**Short problem:**
Write out all of the entries exactly as given.

[Dataset items]
####
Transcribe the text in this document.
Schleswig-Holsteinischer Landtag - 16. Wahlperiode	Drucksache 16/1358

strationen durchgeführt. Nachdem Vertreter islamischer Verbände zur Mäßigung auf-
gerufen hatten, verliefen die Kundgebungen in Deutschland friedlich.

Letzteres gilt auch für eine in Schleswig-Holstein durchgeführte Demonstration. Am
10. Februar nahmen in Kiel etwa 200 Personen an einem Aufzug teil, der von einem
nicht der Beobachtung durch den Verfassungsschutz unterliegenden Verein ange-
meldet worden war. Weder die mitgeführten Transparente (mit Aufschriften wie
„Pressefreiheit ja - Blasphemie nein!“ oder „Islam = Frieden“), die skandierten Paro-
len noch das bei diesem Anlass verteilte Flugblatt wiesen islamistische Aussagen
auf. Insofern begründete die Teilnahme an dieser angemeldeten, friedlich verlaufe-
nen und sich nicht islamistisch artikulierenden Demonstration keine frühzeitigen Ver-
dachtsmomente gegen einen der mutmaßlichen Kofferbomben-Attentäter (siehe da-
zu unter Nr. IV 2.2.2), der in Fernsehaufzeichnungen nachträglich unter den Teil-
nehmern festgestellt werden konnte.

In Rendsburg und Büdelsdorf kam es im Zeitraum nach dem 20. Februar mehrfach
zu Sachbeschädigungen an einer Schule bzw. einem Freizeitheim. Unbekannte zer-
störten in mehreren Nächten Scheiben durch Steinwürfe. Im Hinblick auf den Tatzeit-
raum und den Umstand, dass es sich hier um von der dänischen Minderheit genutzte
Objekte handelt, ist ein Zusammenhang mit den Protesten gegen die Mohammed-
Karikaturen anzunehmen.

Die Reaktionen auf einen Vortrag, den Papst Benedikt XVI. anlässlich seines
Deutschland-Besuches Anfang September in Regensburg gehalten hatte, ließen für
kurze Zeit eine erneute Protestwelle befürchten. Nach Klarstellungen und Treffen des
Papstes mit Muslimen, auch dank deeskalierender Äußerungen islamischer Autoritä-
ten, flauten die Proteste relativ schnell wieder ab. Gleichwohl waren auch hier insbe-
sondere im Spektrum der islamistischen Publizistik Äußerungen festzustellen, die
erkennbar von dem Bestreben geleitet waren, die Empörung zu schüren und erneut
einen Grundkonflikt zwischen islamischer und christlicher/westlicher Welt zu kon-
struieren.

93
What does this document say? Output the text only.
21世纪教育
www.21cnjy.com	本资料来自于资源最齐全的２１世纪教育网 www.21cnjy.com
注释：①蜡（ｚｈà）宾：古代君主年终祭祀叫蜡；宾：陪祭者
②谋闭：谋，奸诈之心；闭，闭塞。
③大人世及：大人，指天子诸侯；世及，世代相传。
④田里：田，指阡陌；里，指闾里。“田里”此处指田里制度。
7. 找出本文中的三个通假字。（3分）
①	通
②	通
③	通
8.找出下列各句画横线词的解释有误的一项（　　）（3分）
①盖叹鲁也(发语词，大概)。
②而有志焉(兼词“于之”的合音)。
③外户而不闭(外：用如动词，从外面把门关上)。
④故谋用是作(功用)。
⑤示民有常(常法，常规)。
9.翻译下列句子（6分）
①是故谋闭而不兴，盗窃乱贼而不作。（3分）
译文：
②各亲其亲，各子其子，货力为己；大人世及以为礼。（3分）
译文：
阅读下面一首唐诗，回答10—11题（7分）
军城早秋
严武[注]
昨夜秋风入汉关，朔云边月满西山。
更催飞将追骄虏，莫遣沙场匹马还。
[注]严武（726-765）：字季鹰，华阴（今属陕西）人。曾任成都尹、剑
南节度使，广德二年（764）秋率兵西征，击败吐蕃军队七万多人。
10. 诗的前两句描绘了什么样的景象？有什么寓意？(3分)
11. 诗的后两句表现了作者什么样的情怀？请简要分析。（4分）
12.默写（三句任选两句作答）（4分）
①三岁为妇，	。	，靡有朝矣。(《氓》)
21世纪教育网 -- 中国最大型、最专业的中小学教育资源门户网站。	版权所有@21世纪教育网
####
**Result for this exercise:**
Transcribe the text in this document.
Schleswig-Holsteinischer Landtag - 16. Wahlperiode	Drucksache 16/1358

strationen durchgeführt. Nachdem Vertreter islamischer Verbände zur Mäßigung auf-
gerufen hatten, verliefen die Kundgebungen in Deutschland friedlich.

Letzteres gilt auch für eine in Schleswig-Holstein durchgeführte Demonstration. Am
10. Februar nahmen in Kiel etwa 200 Personen an einem Aufzug teil, der von einem
nicht der Beobachtung durch den Verfassungsschutz unterliegenden Verein ange-
meldet worden war. Weder die mitgeführten Transparente (mit Aufschriften wie
„Pressefreiheit ja - Blasphemie nein!“ oder „Islam = Frieden“), die skandierten Paro-
len noch das bei diesem Anlass verteilte Flugblatt wiesen islamistische Aussagen
auf. Insofern begründete die Teilnahme an dieser angemeldeten, friedlich verlaufe-
nen und sich nicht islamistisch artikulierenden Demonstration keine frühzeitigen Ver-
dachtsmomente gegen einen der mutmaßlichen Kofferbomben-Attentäter (siehe da-
zu unter Nr. IV 2.2.2), der in Fernsehaufzeichnungen nachträglich unter den Teil-
nehmern festgestellt werden konnte.

In Rendsburg und Büdelsdorf kam es im Zeitraum nach dem 20. Februar mehrfach
zu Sachbeschädigungen an einer Schule bzw. einem Freizeitheim. Unbekannte zer-
störten in mehreren Nächten Scheiben durch Steinwürfe. Im Hinblick auf den Tatzeit-
raum und den Umstand, dass es sich hier um von der dänischen Minderheit genutzte
Objekte handelt, ist ein Zusammenhang mit den Protesten gegen die Mohammed-
Karikaturen anzunehmen.

Die Reaktionen auf einen Vortrag, den Papst Benedikt XVI. anlässlich seines
Deutschland-Besuches Anfang September in Regensburg gehalten hatte, ließen für
kurze Zeit eine erneute Protestwelle befürchten. Nach Klarstellungen und Treffen des
Papstes mit Muslimen, auch dank deeskalierender Äußerungen islamischer Autoritä-
ten, flauten die Proteste relativ schnell wieder ab. Gleichwohl waren auch hier insbe-
sondere im Spektrum der islamistischen Publizistik Äußerungen festzustellen, die
erkennbar von dem Bestreben geleitet waren, die Empörung zu schüren und erneut
einen Grundkonflikt zwischen islamischer und christlicher/westlicher Welt zu kon-
struieren.

93
What does this document say? Output the text only.
21世纪教育
www.21cnjy.com	本资料来自于资源最齐全的２１世纪教育网 www.21cnjy.com
注释：①蜡（ｚｈà）宾：古代君主年终祭祀叫蜡；宾：陪祭者
②谋闭：谋，奸诈之心；闭，闭塞。
③大人世及：大人，指天子诸侯；世及，世代相传。
④田里：田，指阡陌；里，指闾里。“田里”此处指田里制度。
7. 找出本文中的三个通假字。（3分）
①	通
②	通
③	通
8.找出下列各句画横线词的解释有误的一项（　　）（3分）
①盖叹鲁也(发语词，大概)。
②而有志焉(兼词“于之”的合音)。
③外户而不闭(外：用如动词，从外面把门关上)。
④故谋用是作(功用)。
⑤示民有常(常法，常规)。
9.翻译下列句子（6分）
①是故谋闭而不兴，盗窃乱贼而不作。（3分）
译文：
②各亲其亲，各子其子，货力为己；大人世及以为礼。（3分）
译文：
阅读下面一首唐诗，回答10—11题（7分）
军城早秋
严武[注]
昨夜秋风入汉关，朔云边月满西山。
更催飞将追骄虏，莫遣沙场匹马还。
[注]严武（726-765）：字季鹰，华阴（今属陕西）人。曾任成都尹、剑
南节度使，广德二年（764）秋率兵西征，击败吐蕃军队七万多人。
10. 诗的前两句描绘了什么样的景象？有什么寓意？(3分)
11. 诗的后两句表现了作者什么样的情怀？请简要分析。（4分）
12.默写（三句任选两句作答）（4分）
①三岁为妇，	。	，靡有朝矣。(《氓》)
21世纪教育网 -- 中国最大型、最专业的中小学教育资源门户网站。	版权所有@21世纪教育网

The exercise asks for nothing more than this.